WHAT THE EXERCISE ASKS
Using the records that follow, copy every line containing the word "настоящих".

============

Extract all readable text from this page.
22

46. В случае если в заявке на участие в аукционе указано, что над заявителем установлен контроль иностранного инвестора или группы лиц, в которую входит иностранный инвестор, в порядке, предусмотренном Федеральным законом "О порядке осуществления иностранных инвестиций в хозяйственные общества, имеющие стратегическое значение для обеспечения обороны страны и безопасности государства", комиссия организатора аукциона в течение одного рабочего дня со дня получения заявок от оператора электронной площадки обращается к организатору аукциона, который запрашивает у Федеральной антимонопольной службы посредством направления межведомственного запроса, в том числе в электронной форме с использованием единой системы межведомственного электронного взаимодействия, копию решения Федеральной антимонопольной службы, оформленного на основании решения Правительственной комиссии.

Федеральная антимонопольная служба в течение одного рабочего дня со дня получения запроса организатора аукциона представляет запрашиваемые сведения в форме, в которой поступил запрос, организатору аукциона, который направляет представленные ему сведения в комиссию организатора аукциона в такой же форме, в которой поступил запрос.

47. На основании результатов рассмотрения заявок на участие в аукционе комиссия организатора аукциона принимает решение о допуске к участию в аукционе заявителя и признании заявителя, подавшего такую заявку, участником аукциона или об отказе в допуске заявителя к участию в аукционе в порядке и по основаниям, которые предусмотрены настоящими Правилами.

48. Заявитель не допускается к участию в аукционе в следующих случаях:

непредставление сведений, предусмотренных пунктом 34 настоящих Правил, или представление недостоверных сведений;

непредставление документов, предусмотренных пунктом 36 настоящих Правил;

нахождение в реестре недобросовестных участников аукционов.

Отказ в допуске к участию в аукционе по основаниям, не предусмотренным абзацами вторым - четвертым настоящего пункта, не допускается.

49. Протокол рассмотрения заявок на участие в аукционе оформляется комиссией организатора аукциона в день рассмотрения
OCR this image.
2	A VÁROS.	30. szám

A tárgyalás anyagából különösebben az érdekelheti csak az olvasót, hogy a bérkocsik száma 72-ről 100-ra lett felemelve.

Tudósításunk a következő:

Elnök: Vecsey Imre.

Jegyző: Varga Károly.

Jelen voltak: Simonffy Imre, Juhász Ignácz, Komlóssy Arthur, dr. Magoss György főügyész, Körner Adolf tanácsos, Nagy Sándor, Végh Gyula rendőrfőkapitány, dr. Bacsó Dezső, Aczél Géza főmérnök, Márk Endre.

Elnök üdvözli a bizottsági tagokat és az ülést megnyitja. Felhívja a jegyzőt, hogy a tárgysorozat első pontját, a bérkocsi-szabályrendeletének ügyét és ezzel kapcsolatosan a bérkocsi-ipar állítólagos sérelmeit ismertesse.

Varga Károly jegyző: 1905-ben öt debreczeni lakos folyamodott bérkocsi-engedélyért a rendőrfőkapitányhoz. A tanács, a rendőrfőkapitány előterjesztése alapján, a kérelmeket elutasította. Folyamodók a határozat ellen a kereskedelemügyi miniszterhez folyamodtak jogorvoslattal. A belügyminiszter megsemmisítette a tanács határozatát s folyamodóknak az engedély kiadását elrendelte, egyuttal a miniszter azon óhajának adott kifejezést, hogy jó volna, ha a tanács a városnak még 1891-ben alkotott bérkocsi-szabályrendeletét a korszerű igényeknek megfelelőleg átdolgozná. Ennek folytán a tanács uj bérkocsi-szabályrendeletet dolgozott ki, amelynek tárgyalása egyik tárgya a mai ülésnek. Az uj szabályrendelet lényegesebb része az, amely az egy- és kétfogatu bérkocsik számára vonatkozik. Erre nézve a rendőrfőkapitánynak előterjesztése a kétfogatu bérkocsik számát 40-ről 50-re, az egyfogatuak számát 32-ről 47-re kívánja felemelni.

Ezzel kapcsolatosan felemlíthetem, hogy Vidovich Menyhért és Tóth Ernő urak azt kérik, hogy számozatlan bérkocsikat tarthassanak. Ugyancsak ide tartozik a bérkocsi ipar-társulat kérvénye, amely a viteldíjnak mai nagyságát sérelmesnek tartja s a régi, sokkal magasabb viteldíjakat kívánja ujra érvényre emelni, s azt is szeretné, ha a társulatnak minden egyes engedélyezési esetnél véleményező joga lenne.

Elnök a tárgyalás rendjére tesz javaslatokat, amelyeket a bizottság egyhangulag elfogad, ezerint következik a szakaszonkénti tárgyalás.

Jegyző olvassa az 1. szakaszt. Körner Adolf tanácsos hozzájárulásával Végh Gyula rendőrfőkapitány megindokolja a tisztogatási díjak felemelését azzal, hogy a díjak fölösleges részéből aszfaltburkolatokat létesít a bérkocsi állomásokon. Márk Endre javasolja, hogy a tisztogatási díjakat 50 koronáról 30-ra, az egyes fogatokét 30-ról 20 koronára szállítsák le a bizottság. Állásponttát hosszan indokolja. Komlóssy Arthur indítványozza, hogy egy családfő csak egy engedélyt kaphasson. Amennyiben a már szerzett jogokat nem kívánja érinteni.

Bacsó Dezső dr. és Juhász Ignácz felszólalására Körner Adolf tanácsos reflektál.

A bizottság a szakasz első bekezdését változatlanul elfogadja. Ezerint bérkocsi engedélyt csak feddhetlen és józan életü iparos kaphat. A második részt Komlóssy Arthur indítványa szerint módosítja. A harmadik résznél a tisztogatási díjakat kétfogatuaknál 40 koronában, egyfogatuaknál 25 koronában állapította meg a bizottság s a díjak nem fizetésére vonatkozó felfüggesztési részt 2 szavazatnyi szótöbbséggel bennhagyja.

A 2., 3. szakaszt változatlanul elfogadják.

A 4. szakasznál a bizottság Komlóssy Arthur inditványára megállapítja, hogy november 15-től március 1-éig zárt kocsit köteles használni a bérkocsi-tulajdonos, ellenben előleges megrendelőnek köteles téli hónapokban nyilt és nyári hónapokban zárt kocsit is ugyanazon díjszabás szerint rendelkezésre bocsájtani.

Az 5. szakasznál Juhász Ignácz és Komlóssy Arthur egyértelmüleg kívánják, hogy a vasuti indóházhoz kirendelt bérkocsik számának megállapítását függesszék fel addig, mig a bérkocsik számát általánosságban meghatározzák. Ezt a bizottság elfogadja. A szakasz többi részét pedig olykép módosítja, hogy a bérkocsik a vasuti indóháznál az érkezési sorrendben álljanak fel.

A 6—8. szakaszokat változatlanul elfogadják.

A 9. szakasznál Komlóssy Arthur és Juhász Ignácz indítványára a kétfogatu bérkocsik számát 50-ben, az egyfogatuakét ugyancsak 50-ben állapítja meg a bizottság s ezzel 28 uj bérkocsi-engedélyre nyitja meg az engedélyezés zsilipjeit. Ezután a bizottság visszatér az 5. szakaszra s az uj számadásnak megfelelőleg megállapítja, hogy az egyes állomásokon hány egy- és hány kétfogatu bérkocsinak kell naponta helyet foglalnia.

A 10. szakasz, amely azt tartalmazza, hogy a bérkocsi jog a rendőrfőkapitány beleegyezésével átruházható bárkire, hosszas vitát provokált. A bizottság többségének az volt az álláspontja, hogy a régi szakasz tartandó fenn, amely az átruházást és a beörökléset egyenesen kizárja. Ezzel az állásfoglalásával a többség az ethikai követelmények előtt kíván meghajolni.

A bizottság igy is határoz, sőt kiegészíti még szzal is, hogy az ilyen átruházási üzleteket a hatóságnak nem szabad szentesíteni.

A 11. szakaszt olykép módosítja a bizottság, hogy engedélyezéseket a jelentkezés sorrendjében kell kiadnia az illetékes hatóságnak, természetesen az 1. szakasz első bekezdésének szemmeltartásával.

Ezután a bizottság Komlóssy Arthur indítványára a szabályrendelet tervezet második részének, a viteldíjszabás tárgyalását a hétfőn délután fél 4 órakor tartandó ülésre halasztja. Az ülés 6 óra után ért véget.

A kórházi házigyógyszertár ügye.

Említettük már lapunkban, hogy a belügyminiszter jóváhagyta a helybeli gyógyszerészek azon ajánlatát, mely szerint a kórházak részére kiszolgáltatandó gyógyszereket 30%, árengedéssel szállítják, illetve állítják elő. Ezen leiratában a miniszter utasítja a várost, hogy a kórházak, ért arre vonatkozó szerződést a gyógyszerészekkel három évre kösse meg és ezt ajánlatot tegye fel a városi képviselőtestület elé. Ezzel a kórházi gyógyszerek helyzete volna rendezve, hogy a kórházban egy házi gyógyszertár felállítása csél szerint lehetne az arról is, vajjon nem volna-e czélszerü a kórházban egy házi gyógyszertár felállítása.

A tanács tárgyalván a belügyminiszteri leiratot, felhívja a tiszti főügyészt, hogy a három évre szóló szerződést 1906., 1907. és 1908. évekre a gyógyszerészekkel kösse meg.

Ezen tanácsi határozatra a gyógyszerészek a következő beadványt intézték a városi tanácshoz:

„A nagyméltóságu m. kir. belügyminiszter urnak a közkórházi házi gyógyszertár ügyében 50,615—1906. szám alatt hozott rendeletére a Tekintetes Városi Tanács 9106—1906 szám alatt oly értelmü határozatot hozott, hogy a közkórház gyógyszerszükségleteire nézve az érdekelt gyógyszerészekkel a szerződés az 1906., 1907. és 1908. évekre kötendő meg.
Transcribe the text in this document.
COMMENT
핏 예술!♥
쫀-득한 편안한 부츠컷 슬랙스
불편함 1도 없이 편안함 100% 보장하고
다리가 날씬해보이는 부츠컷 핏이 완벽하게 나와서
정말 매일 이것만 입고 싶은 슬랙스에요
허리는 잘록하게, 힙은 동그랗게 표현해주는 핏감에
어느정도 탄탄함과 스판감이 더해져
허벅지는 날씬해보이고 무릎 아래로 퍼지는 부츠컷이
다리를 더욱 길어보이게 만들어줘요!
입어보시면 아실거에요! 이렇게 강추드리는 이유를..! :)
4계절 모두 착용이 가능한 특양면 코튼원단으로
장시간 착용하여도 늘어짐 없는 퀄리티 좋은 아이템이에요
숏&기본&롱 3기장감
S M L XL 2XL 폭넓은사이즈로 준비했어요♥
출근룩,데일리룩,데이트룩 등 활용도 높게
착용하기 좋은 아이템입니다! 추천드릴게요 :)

============

WRITTEN SOLUTION
непредставление сведений, предусмотренных пунктом 34 настоящих Правил, или представление недостоверных сведений;
непредставление документов, предусмотренных пунктом 36 настоящих Правил;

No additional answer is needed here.